(Data drawn from a collection)

○ ○ ○ ○ ○

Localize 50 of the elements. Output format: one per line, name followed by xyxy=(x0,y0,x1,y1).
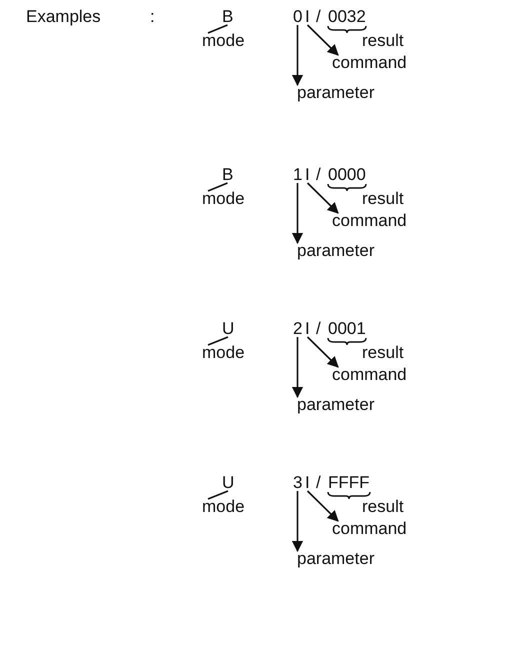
hex-value: 0000 xyxy=(328,166,366,185)
digit: 0 xyxy=(293,8,302,27)
letter: U xyxy=(222,320,234,339)
connector-line xyxy=(208,182,228,192)
arrow xyxy=(292,183,304,244)
result-label: result xyxy=(362,344,404,363)
arrow xyxy=(306,182,339,214)
mode-label: mode xyxy=(202,344,245,363)
arrow xyxy=(306,490,339,522)
digit: 3 xyxy=(293,474,302,493)
connector-line xyxy=(208,336,228,346)
result-label: result xyxy=(362,498,404,517)
command-label: command xyxy=(332,366,407,385)
digit: I xyxy=(305,8,310,27)
command-label: command xyxy=(332,520,407,539)
slash: / xyxy=(316,474,321,493)
colon: : xyxy=(150,8,155,27)
arrow xyxy=(306,24,339,56)
letter: B xyxy=(222,166,234,185)
slash: / xyxy=(316,166,321,185)
mode-label: mode xyxy=(202,190,245,209)
arrow xyxy=(292,491,304,552)
parameter-label: parameter xyxy=(297,396,374,415)
connector-line xyxy=(208,24,228,34)
slash: / xyxy=(316,8,321,27)
parameter-label: parameter xyxy=(297,84,374,103)
mode-label: mode xyxy=(202,498,245,517)
digit: I xyxy=(305,166,310,185)
digit: I xyxy=(305,320,310,339)
letter: B xyxy=(222,8,234,27)
arrow xyxy=(306,336,339,368)
result-label: result xyxy=(362,190,404,209)
digit: I xyxy=(305,474,310,493)
mode-label: mode xyxy=(202,32,245,51)
command-label: command xyxy=(332,212,407,231)
arrow xyxy=(292,337,304,398)
digit: 1 xyxy=(293,166,302,185)
slash: / xyxy=(316,320,321,339)
digit: 2 xyxy=(293,320,302,339)
hex-value: FFFF xyxy=(328,474,370,493)
result-label: result xyxy=(362,32,404,51)
connector-line xyxy=(208,490,228,500)
letter: U xyxy=(222,474,234,493)
arrow xyxy=(292,25,304,86)
hex-value: 0001 xyxy=(328,320,366,339)
heading-label: Examples xyxy=(26,8,101,27)
command-label: command xyxy=(332,54,407,73)
parameter-label: parameter xyxy=(297,550,374,569)
hex-value: 0032 xyxy=(328,8,366,27)
parameter-label: parameter xyxy=(297,242,374,261)
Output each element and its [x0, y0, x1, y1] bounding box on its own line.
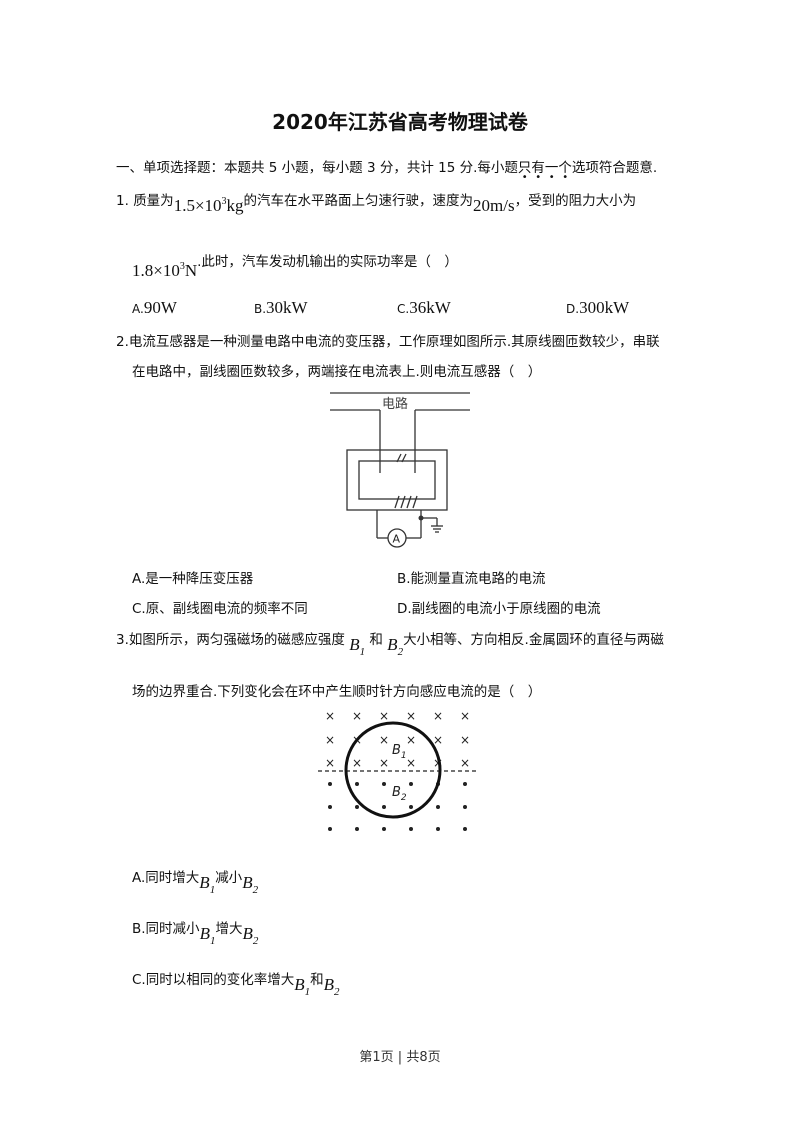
field-into-page-mark: ×: [460, 709, 470, 723]
current-transformer-figure: 电路 A: [330, 392, 470, 548]
q3-number: 3.: [116, 632, 129, 648]
q2-option-b[interactable]: B.能测量直流电路的电流: [397, 571, 546, 587]
field-out-of-page-mark: [382, 805, 386, 809]
field-out-of-page-mark: [355, 827, 359, 831]
q2-option-d[interactable]: D.副线圈的电流小于原线圈的电流: [397, 601, 601, 617]
field-out-of-page-mark: [328, 827, 332, 831]
field-into-page-mark: ×: [352, 756, 362, 770]
field-into-page-mark: ×: [406, 733, 416, 747]
field-out-of-page-mark: [463, 805, 467, 809]
field-into-page-mark: ×: [379, 756, 389, 770]
q1-option-d[interactable]: D.300kW: [566, 298, 630, 317]
core-outer: [346, 449, 448, 511]
field-into-page-mark: ×: [325, 709, 335, 723]
field-out-of-page-mark: [328, 805, 332, 809]
core-inner: [358, 460, 436, 500]
q3-b1: B1: [349, 635, 366, 658]
page-title: 2020年江苏省高考物理试卷: [272, 110, 528, 134]
field-into-page-mark: ×: [460, 756, 470, 770]
field-into-page-mark: ×: [433, 756, 443, 770]
field-into-page-mark: ×: [379, 733, 389, 747]
q3-option-c[interactable]: C.同时以相同的变化率增大B1和B2: [132, 972, 340, 998]
q1-mass: 1.5×103kg: [173, 196, 244, 215]
q1-number: 1.: [116, 193, 129, 209]
field-into-page-mark: ×: [433, 709, 443, 723]
q1-force: 1.8×103N: [132, 261, 198, 280]
q2-option-a[interactable]: A.是一种降压变压器: [132, 571, 254, 587]
field-out-of-page-mark: [463, 827, 467, 831]
q1-line1: 1. 质量为1.5×103kg的汽车在水平路面上匀速行驶，速度为20m/s，受到…: [116, 193, 637, 215]
q1-speed: 20m/s: [473, 196, 515, 215]
q3-b2: B2: [387, 635, 404, 658]
q3-option-b[interactable]: B.同时减小B1增大B2: [132, 921, 259, 947]
metal-ring: [344, 721, 442, 819]
section-suffix: 选项符合题意.: [571, 160, 658, 176]
q3-line1: 3.如图所示，两匀强磁场的磁感应强度 B1 和 B2大小相等、方向相反.金属圆环…: [116, 632, 664, 658]
q1-line2: 1.8×103N.此时，汽车发动机输出的实际功率是（ ）: [132, 254, 458, 280]
field-out-of-page-mark: [355, 805, 359, 809]
field-out-of-page-mark: [382, 782, 386, 786]
section-emphasis: 只有一个: [518, 160, 572, 176]
q2-line1: 2.电流互感器是一种测量电路中电流的变压器，工作原理如图所示.其原线圈匝数较少，…: [116, 334, 660, 350]
field-out-of-page-mark: [409, 827, 413, 831]
page-footer: 第1页 | 共8页: [359, 1050, 441, 1065]
field-out-of-page-mark: [463, 782, 467, 786]
b2-label: B2: [392, 785, 407, 803]
q2-number: 2.: [116, 334, 129, 350]
field-out-of-page-mark: [382, 827, 386, 831]
q1-option-b[interactable]: B.30kW: [254, 298, 308, 317]
q3-option-a[interactable]: A.同时增大B1减小B2: [132, 870, 259, 896]
section-prefix: 一、单项选择题：本题共 5 小题，每小题 3 分，共计 15 分.每小题: [116, 160, 518, 176]
field-out-of-page-mark: [409, 805, 413, 809]
field-into-page-mark: ×: [406, 709, 416, 723]
q3-line2: 场的边界重合.下列变化会在环中产生顺时针方向感应电流的是（ ）: [132, 684, 542, 700]
field-into-page-mark: ×: [325, 733, 335, 747]
section-heading: 一、单项选择题：本题共 5 小题，每小题 3 分，共计 15 分.每小题只有一个…: [116, 156, 657, 176]
magnetic-field-figure: ×××××××××××××××××× B1 B2: [318, 709, 478, 831]
b1-label: B1: [392, 743, 407, 761]
field-out-of-page-mark: [436, 827, 440, 831]
field-out-of-page-mark: [328, 782, 332, 786]
field-into-page-mark: ×: [433, 733, 443, 747]
ammeter-label: A: [393, 533, 401, 546]
q2-option-c[interactable]: C.原、副线圈电流的频率不同: [132, 601, 308, 617]
field-out-of-page-mark: [355, 782, 359, 786]
field-out-of-page-mark: [436, 805, 440, 809]
field-into-page-mark: ×: [379, 709, 389, 723]
field-into-page-mark: ×: [352, 709, 362, 723]
field-out-of-page-mark: [409, 782, 413, 786]
secondary-coil: [394, 495, 418, 509]
q1-option-c[interactable]: C.36kW: [397, 298, 451, 317]
q1-option-a[interactable]: A.90W: [132, 298, 177, 317]
q2-line2: 在电路中，副线圈匝数较多，两端接在电流表上.则电流互感器（ ）: [132, 364, 542, 380]
field-into-page-mark: ×: [325, 756, 335, 770]
field-into-page-mark: ×: [406, 756, 416, 770]
field-into-page-mark: ×: [460, 733, 470, 747]
primary-coil: [396, 453, 407, 463]
circuit-label: 电路: [382, 396, 408, 412]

○ ○ ○ ○ ○

• Work to complete
Extract each line of the entries above that contains the string "mode", treating uppercase and lowercase letters as different.

• Exercise output
mode-label: mode xyxy=(202,344,245,363)
mode-label: mode xyxy=(202,190,245,209)
mode-label: mode xyxy=(202,498,245,517)
mode-label: mode xyxy=(202,32,245,51)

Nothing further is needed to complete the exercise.